(Rows from a figure dataset)
════════════════

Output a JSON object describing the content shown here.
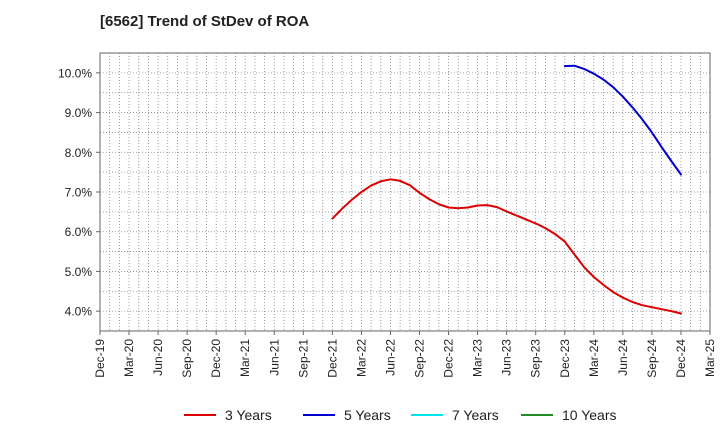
{
  "title": "[6562]  Trend of StDev of ROA",
  "chart_data": {
    "type": "line",
    "title": "[6562]  Trend of StDev of ROA",
    "xlabel": "",
    "ylabel": "",
    "x_ticks": [
      "Dec-19",
      "Mar-20",
      "Jun-20",
      "Sep-20",
      "Dec-20",
      "Mar-21",
      "Jun-21",
      "Sep-21",
      "Dec-21",
      "Mar-22",
      "Jun-22",
      "Sep-22",
      "Dec-22",
      "Mar-23",
      "Jun-23",
      "Sep-23",
      "Dec-23",
      "Mar-24",
      "Jun-24",
      "Sep-24",
      "Dec-24",
      "Mar-25"
    ],
    "y_ticks": [
      "4.0%",
      "5.0%",
      "6.0%",
      "7.0%",
      "8.0%",
      "9.0%",
      "10.0%"
    ],
    "ylim": [
      3.5,
      10.5
    ],
    "grid": true,
    "legend_position": "bottom",
    "series": [
      {
        "name": "3 Years",
        "color": "#dd0000",
        "x": [
          "Dec-21",
          "Jan-22",
          "Feb-22",
          "Mar-22",
          "Apr-22",
          "May-22",
          "Jun-22",
          "Jul-22",
          "Aug-22",
          "Sep-22",
          "Oct-22",
          "Nov-22",
          "Dec-22",
          "Jan-23",
          "Feb-23",
          "Mar-23",
          "Apr-23",
          "May-23",
          "Jun-23",
          "Jul-23",
          "Aug-23",
          "Sep-23",
          "Oct-23",
          "Nov-23",
          "Dec-23",
          "Jan-24",
          "Feb-24",
          "Mar-24",
          "Apr-24",
          "May-24",
          "Jun-24",
          "Jul-24",
          "Aug-24",
          "Sep-24",
          "Oct-24",
          "Nov-24",
          "Dec-24"
        ],
        "values": [
          6.33,
          6.58,
          6.8,
          7.0,
          7.16,
          7.27,
          7.32,
          7.28,
          7.17,
          6.98,
          6.82,
          6.69,
          6.61,
          6.59,
          6.61,
          6.66,
          6.67,
          6.62,
          6.51,
          6.41,
          6.31,
          6.21,
          6.09,
          5.94,
          5.75,
          5.43,
          5.11,
          4.86,
          4.66,
          4.48,
          4.34,
          4.23,
          4.15,
          4.1,
          4.05,
          4.0,
          3.94
        ]
      },
      {
        "name": "5 Years",
        "color": "#0000cc",
        "x": [
          "Dec-23",
          "Jan-24",
          "Feb-24",
          "Mar-24",
          "Apr-24",
          "May-24",
          "Jun-24",
          "Jul-24",
          "Aug-24",
          "Sep-24",
          "Oct-24",
          "Nov-24",
          "Dec-24"
        ],
        "values": [
          10.17,
          10.18,
          10.1,
          9.98,
          9.83,
          9.64,
          9.4,
          9.13,
          8.83,
          8.5,
          8.13,
          7.78,
          7.44
        ]
      },
      {
        "name": "7 Years",
        "color": "#00e5ee",
        "x": [],
        "values": []
      },
      {
        "name": "10 Years",
        "color": "#228b22",
        "x": [],
        "values": []
      }
    ]
  }
}
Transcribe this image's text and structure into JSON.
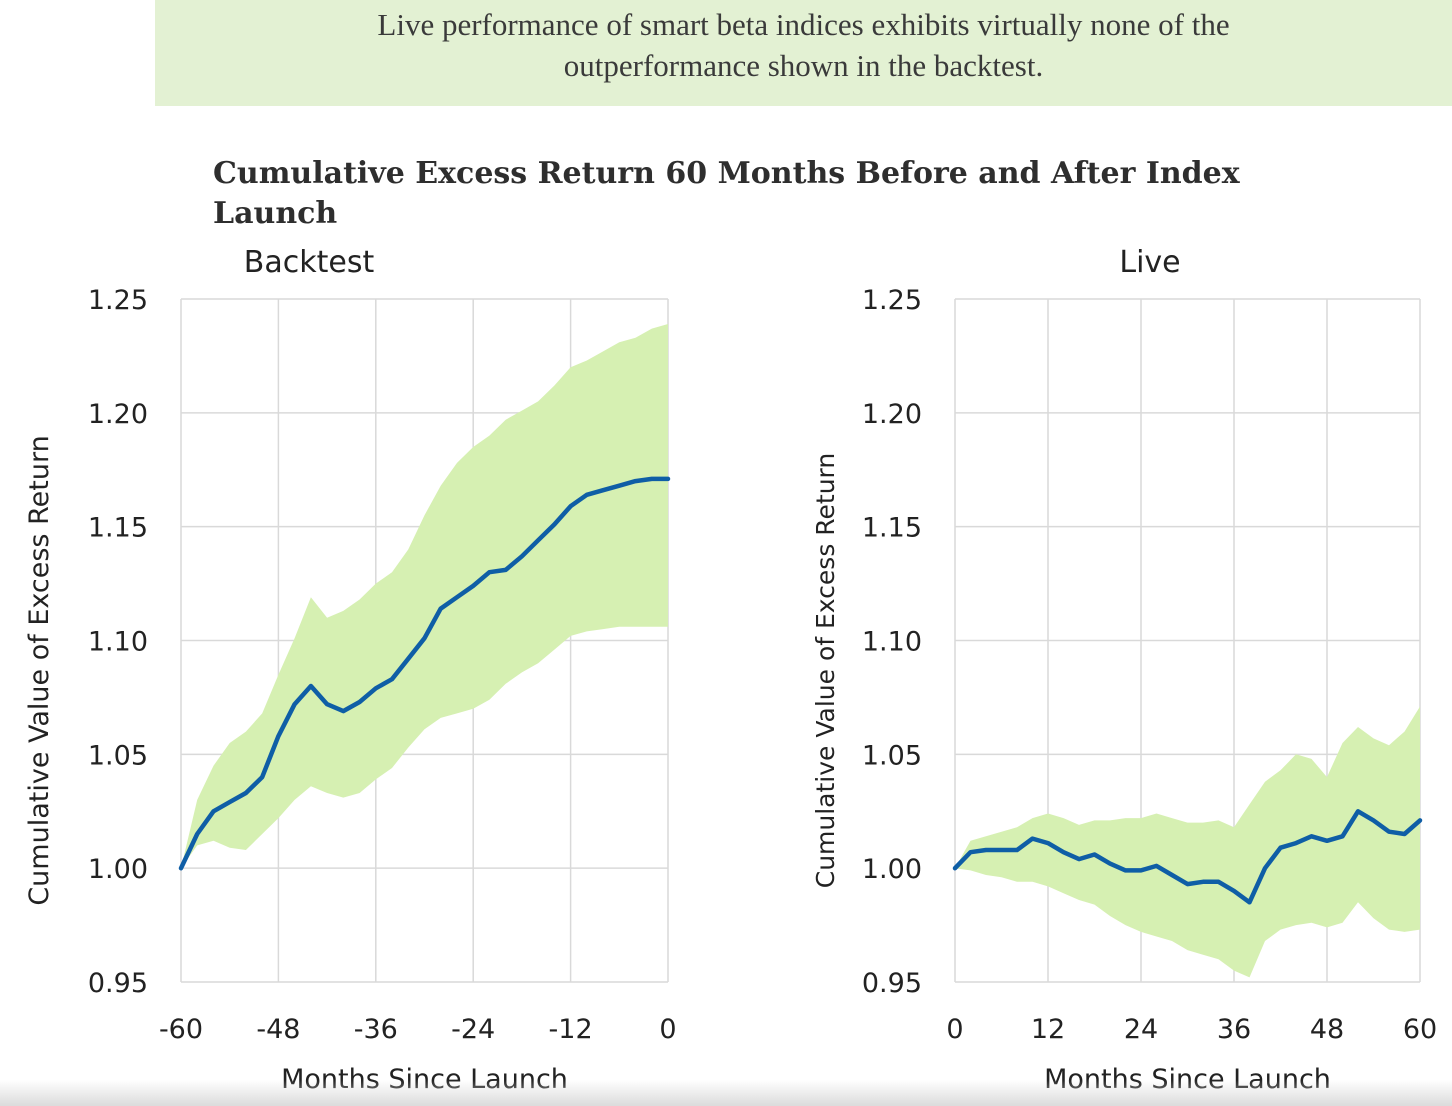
{
  "header": {
    "takeaway_line1": "Live performance of smart beta indices exhibits virtually none of the",
    "takeaway_line2": "outperformance shown in the backtest."
  },
  "title_line1": "Cumulative Excess Return 60 Months Before and After Index",
  "title_line2": "Launch",
  "colors": {
    "line": "#0f5ea6",
    "band": "#d6f0b2",
    "grid": "#d9d9d9",
    "text": "#222222"
  },
  "chart_data": [
    {
      "type": "line",
      "panel_title": "Backtest",
      "xlabel": "Months Since Launch",
      "ylabel": "Cumulative Value of Excess Return",
      "xlim": [
        -60,
        0
      ],
      "ylim": [
        0.95,
        1.25
      ],
      "xticks": [
        "-60",
        "-48",
        "-36",
        "-24",
        "-12",
        "0"
      ],
      "yticks": [
        "0.95",
        "1.00",
        "1.05",
        "1.10",
        "1.15",
        "1.20",
        "1.25"
      ],
      "x": [
        -60,
        -58,
        -56,
        -54,
        -52,
        -50,
        -48,
        -46,
        -44,
        -42,
        -40,
        -38,
        -36,
        -34,
        -32,
        -30,
        -28,
        -26,
        -24,
        -22,
        -20,
        -18,
        -16,
        -14,
        -12,
        -10,
        -8,
        -6,
        -4,
        -2,
        0
      ],
      "series": [
        {
          "role": "average",
          "values": [
            1.0,
            1.015,
            1.025,
            1.029,
            1.033,
            1.04,
            1.058,
            1.072,
            1.08,
            1.072,
            1.069,
            1.073,
            1.079,
            1.083,
            1.092,
            1.101,
            1.114,
            1.119,
            1.124,
            1.13,
            1.131,
            1.137,
            1.144,
            1.151,
            1.159,
            1.164,
            1.166,
            1.168,
            1.17,
            1.171,
            1.171
          ]
        },
        {
          "role": "band_upper",
          "values": [
            1.0,
            1.03,
            1.045,
            1.055,
            1.06,
            1.068,
            1.085,
            1.101,
            1.119,
            1.11,
            1.113,
            1.118,
            1.125,
            1.13,
            1.14,
            1.155,
            1.168,
            1.178,
            1.185,
            1.19,
            1.197,
            1.201,
            1.205,
            1.212,
            1.22,
            1.223,
            1.227,
            1.231,
            1.233,
            1.237,
            1.239
          ]
        },
        {
          "role": "band_lower",
          "values": [
            1.0,
            1.01,
            1.012,
            1.009,
            1.008,
            1.015,
            1.022,
            1.03,
            1.036,
            1.033,
            1.031,
            1.033,
            1.039,
            1.044,
            1.053,
            1.061,
            1.066,
            1.068,
            1.07,
            1.074,
            1.081,
            1.086,
            1.09,
            1.096,
            1.102,
            1.104,
            1.105,
            1.106,
            1.106,
            1.106,
            1.106
          ]
        }
      ]
    },
    {
      "type": "line",
      "panel_title": "Live",
      "xlabel": "Months Since Launch",
      "ylabel": "Cumulative Value of Excess Return",
      "xlim": [
        0,
        60
      ],
      "ylim": [
        0.95,
        1.25
      ],
      "xticks": [
        "0",
        "12",
        "24",
        "36",
        "48",
        "60"
      ],
      "yticks": [
        "0.95",
        "1.00",
        "1.05",
        "1.10",
        "1.15",
        "1.20",
        "1.25"
      ],
      "x": [
        0,
        2,
        4,
        6,
        8,
        10,
        12,
        14,
        16,
        18,
        20,
        22,
        24,
        26,
        28,
        30,
        32,
        34,
        36,
        38,
        40,
        42,
        44,
        46,
        48,
        50,
        52,
        54,
        56,
        58,
        60
      ],
      "series": [
        {
          "role": "average",
          "values": [
            1.0,
            1.007,
            1.008,
            1.008,
            1.008,
            1.013,
            1.011,
            1.007,
            1.004,
            1.006,
            1.002,
            0.999,
            0.999,
            1.001,
            0.997,
            0.993,
            0.994,
            0.994,
            0.99,
            0.985,
            1.0,
            1.009,
            1.011,
            1.014,
            1.012,
            1.014,
            1.025,
            1.021,
            1.016,
            1.015,
            1.021
          ]
        },
        {
          "role": "band_upper",
          "values": [
            1.0,
            1.012,
            1.014,
            1.016,
            1.018,
            1.022,
            1.024,
            1.022,
            1.019,
            1.021,
            1.021,
            1.022,
            1.022,
            1.024,
            1.022,
            1.02,
            1.02,
            1.021,
            1.018,
            1.028,
            1.038,
            1.043,
            1.05,
            1.048,
            1.04,
            1.055,
            1.062,
            1.057,
            1.054,
            1.06,
            1.071
          ]
        },
        {
          "role": "band_lower",
          "values": [
            1.0,
            0.999,
            0.997,
            0.996,
            0.994,
            0.994,
            0.992,
            0.989,
            0.986,
            0.984,
            0.979,
            0.975,
            0.972,
            0.97,
            0.968,
            0.964,
            0.962,
            0.96,
            0.955,
            0.952,
            0.968,
            0.973,
            0.975,
            0.976,
            0.974,
            0.976,
            0.985,
            0.978,
            0.973,
            0.972,
            0.973
          ]
        }
      ]
    }
  ]
}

════════════════

Find every line with the word "StDev" and state how many there are, with no other words.

■ Solution to this exercise ■
2